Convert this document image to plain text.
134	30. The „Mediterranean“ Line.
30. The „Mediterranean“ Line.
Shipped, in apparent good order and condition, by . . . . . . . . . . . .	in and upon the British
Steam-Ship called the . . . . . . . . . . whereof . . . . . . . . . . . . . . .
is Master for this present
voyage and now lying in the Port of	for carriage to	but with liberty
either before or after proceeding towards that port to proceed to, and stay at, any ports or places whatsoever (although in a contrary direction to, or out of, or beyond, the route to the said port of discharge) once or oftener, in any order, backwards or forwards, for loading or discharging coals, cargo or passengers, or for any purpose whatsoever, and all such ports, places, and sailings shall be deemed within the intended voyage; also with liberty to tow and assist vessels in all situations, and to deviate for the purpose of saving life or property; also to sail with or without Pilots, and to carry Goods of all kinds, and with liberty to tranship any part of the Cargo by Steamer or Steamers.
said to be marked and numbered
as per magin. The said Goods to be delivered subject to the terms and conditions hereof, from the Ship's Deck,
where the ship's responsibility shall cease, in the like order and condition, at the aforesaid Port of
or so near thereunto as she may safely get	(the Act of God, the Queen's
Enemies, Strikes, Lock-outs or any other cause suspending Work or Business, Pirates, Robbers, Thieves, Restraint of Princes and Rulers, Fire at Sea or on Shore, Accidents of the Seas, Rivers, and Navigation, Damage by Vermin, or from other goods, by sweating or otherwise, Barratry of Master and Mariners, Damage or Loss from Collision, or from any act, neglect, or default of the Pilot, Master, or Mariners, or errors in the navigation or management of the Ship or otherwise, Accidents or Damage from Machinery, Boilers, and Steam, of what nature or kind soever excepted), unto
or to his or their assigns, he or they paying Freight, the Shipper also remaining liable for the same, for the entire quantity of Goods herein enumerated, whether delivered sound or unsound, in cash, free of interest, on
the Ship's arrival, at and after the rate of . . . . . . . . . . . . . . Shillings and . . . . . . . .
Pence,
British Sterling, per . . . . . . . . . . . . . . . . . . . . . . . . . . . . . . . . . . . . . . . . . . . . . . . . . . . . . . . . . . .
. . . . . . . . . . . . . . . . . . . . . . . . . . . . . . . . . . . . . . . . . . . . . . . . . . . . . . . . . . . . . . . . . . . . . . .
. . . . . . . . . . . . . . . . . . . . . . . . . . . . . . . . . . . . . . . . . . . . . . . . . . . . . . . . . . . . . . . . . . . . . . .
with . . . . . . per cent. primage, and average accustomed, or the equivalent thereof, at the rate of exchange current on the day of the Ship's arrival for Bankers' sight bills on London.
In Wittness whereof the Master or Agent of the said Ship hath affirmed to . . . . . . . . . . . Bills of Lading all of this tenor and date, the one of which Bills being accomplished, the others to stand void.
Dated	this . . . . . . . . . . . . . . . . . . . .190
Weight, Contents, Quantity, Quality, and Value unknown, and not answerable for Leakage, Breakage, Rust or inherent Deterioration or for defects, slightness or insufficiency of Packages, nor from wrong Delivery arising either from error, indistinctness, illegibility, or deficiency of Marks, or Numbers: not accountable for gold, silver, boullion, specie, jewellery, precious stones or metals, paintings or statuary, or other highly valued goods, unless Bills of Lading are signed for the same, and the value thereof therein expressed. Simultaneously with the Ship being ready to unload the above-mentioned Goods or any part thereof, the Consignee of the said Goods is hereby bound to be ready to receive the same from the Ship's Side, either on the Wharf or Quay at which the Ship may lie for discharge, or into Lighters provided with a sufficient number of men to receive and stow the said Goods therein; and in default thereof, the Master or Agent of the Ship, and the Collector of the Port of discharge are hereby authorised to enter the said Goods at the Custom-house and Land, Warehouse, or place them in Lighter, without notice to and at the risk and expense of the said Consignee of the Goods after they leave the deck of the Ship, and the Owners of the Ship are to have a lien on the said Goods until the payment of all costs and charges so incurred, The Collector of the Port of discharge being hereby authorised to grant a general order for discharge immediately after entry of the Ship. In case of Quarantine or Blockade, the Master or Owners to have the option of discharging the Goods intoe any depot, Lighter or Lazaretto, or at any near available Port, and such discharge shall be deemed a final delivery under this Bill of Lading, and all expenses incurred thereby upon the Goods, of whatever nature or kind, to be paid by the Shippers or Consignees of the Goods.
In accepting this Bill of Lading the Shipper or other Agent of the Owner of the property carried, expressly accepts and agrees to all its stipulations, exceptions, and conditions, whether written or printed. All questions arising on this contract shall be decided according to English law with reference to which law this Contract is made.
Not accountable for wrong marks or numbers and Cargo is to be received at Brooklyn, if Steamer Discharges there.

• [Task details]:
Return what is listed above, exactly and completely.

• [Response to the exercise]:
Convert this document image to plain text.
134	30. The „Mediterranean“ Line.
30. The „Mediterranean“ Line.
Shipped, in apparent good order and condition, by . . . . . . . . . . . .	in and upon the British
Steam-Ship called the . . . . . . . . . . whereof . . . . . . . . . . . . . . .
is Master for this present
voyage and now lying in the Port of	for carriage to	but with liberty
either before or after proceeding towards that port to proceed to, and stay at, any ports or places whatsoever (although in a contrary direction to, or out of, or beyond, the route to the said port of discharge) once or oftener, in any order, backwards or forwards, for loading or discharging coals, cargo or passengers, or for any purpose whatsoever, and all such ports, places, and sailings shall be deemed within the intended voyage; also with liberty to tow and assist vessels in all situations, and to deviate for the purpose of saving life or property; also to sail with or without Pilots, and to carry Goods of all kinds, and with liberty to tranship any part of the Cargo by Steamer or Steamers.
said to be marked and numbered
as per magin. The said Goods to be delivered subject to the terms and conditions hereof, from the Ship's Deck,
where the ship's responsibility shall cease, in the like order and condition, at the aforesaid Port of
or so near thereunto as she may safely get	(the Act of God, the Queen's
Enemies, Strikes, Lock-outs or any other cause suspending Work or Business, Pirates, Robbers, Thieves, Restraint of Princes and Rulers, Fire at Sea or on Shore, Accidents of the Seas, Rivers, and Navigation, Damage by Vermin, or from other goods, by sweating or otherwise, Barratry of Master and Mariners, Damage or Loss from Collision, or from any act, neglect, or default of the Pilot, Master, or Mariners, or errors in the navigation or management of the Ship or otherwise, Accidents or Damage from Machinery, Boilers, and Steam, of what nature or kind soever excepted), unto
or to his or their assigns, he or they paying Freight, the Shipper also remaining liable for the same, for the entire quantity of Goods herein enumerated, whether delivered sound or unsound, in cash, free of interest, on
the Ship's arrival, at and after the rate of . . . . . . . . . . . . . . Shillings and . . . . . . . .
Pence,
British Sterling, per . . . . . . . . . . . . . . . . . . . . . . . . . . . . . . . . . . . . . . . . . . . . . . . . . . . . . . . . . . .
. . . . . . . . . . . . . . . . . . . . . . . . . . . . . . . . . . . . . . . . . . . . . . . . . . . . . . . . . . . . . . . . . . . . . . .
. . . . . . . . . . . . . . . . . . . . . . . . . . . . . . . . . . . . . . . . . . . . . . . . . . . . . . . . . . . . . . . . . . . . . . .
with . . . . . . per cent. primage, and average accustomed, or the equivalent thereof, at the rate of exchange current on the day of the Ship's arrival for Bankers' sight bills on London.
In Wittness whereof the Master or Agent of the said Ship hath affirmed to . . . . . . . . . . . Bills of Lading all of this tenor and date, the one of which Bills being accomplished, the others to stand void.
Dated	this . . . . . . . . . . . . . . . . . . . .190
Weight, Contents, Quantity, Quality, and Value unknown, and not answerable for Leakage, Breakage, Rust or inherent Deterioration or for defects, slightness or insufficiency of Packages, nor from wrong Delivery arising either from error, indistinctness, illegibility, or deficiency of Marks, or Numbers: not accountable for gold, silver, boullion, specie, jewellery, precious stones or metals, paintings or statuary, or other highly valued goods, unless Bills of Lading are signed for the same, and the value thereof therein expressed. Simultaneously with the Ship being ready to unload the above-mentioned Goods or any part thereof, the Consignee of the said Goods is hereby bound to be ready to receive the same from the Ship's Side, either on the Wharf or Quay at which the Ship may lie for discharge, or into Lighters provided with a sufficient number of men to receive and stow the said Goods therein; and in default thereof, the Master or Agent of the Ship, and the Collector of the Port of discharge are hereby authorised to enter the said Goods at the Custom-house and Land, Warehouse, or place them in Lighter, without notice to and at the risk and expense of the said Consignee of the Goods after they leave the deck of the Ship, and the Owners of the Ship are to have a lien on the said Goods until the payment of all costs and charges so incurred, The Collector of the Port of discharge being hereby authorised to grant a general order for discharge immediately after entry of the Ship. In case of Quarantine or Blockade, the Master or Owners to have the option of discharging the Goods intoe any depot, Lighter or Lazaretto, or at any near available Port, and such discharge shall be deemed a final delivery under this Bill of Lading, and all expenses incurred thereby upon the Goods, of whatever nature or kind, to be paid by the Shippers or Consignees of the Goods.
In accepting this Bill of Lading the Shipper or other Agent of the Owner of the property carried, expressly accepts and agrees to all its stipulations, exceptions, and conditions, whether written or printed. All questions arising on this contract shall be decided according to English law with reference to which law this Contract is made.
Not accountable for wrong marks or numbers and Cargo is to be received at Brooklyn, if Steamer Discharges there.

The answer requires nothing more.